[Problem statement]:
Restate each of the lines given below, word for word.
[BEGIN Data for this task]
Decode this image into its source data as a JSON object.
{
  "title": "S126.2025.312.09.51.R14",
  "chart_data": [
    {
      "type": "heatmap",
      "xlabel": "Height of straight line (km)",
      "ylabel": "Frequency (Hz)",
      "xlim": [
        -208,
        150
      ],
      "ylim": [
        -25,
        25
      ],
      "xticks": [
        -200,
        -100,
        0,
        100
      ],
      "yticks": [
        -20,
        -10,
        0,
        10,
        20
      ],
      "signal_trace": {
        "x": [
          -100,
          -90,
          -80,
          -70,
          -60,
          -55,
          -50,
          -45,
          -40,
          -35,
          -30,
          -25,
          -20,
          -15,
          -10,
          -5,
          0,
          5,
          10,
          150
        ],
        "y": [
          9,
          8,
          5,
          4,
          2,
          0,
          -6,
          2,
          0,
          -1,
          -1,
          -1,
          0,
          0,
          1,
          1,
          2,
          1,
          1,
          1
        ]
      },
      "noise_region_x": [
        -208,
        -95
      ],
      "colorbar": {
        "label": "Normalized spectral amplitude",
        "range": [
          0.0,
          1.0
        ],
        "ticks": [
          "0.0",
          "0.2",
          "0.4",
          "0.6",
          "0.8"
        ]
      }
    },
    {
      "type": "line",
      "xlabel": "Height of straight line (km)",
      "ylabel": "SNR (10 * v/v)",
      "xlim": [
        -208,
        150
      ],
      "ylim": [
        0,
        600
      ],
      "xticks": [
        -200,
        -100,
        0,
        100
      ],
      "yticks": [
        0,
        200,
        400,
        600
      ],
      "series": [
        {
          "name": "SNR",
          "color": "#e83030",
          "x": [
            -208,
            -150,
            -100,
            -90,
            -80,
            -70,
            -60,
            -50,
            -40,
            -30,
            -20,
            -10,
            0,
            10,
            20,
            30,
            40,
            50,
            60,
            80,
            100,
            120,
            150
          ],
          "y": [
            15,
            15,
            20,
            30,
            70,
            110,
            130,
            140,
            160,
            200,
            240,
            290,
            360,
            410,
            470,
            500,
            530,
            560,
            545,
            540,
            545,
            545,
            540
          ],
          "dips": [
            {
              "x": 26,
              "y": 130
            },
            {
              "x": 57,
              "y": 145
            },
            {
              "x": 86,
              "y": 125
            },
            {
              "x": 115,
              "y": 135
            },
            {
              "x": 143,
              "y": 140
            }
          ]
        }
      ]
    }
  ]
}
[END Data for this task]
[Complete output]:
Decode this image into its source data as a JSON object.
{
  "title": "S126.2025.312.09.51.R14",
  "chart_data": [
    {
      "type": "heatmap",
      "xlabel": "Height of straight line (km)",
      "ylabel": "Frequency (Hz)",
      "xlim": [
        -208,
        150
      ],
      "ylim": [
        -25,
        25
      ],
      "xticks": [
        -200,
        -100,
        0,
        100
      ],
      "yticks": [
        -20,
        -10,
        0,
        10,
        20
      ],
      "signal_trace": {
        "x": [
          -100,
          -90,
          -80,
          -70,
          -60,
          -55,
          -50,
          -45,
          -40,
          -35,
          -30,
          -25,
          -20,
          -15,
          -10,
          -5,
          0,
          5,
          10,
          150
        ],
        "y": [
          9,
          8,
          5,
          4,
          2,
          0,
          -6,
          2,
          0,
          -1,
          -1,
          -1,
          0,
          0,
          1,
          1,
          2,
          1,
          1,
          1
        ]
      },
      "noise_region_x": [
        -208,
        -95
      ],
      "colorbar": {
        "label": "Normalized spectral amplitude",
        "range": [
          0.0,
          1.0
        ],
        "ticks": [
          "0.0",
          "0.2",
          "0.4",
          "0.6",
          "0.8"
        ]
      }
    },
    {
      "type": "line",
      "xlabel": "Height of straight line (km)",
      "ylabel": "SNR (10 * v/v)",
      "xlim": [
        -208,
        150
      ],
      "ylim": [
        0,
        600
      ],
      "xticks": [
        -200,
        -100,
        0,
        100
      ],
      "yticks": [
        0,
        200,
        400,
        600
      ],
      "series": [
        {
          "name": "SNR",
          "color": "#e83030",
          "x": [
            -208,
            -150,
            -100,
            -90,
            -80,
            -70,
            -60,
            -50,
            -40,
            -30,
            -20,
            -10,
            0,
            10,
            20,
            30,
            40,
            50,
            60,
            80,
            100,
            120,
            150
          ],
          "y": [
            15,
            15,
            20,
            30,
            70,
            110,
            130,
            140,
            160,
            200,
            240,
            290,
            360,
            410,
            470,
            500,
            530,
            560,
            545,
            540,
            545,
            545,
            540
          ],
          "dips": [
            {
              "x": 26,
              "y": 130
            },
            {
              "x": 57,
              "y": 145
            },
            {
              "x": 86,
              "y": 125
            },
            {
              "x": 115,
              "y": 135
            },
            {
              "x": 143,
              "y": 140
            }
          ]
        }
      ]
    }
  ]
}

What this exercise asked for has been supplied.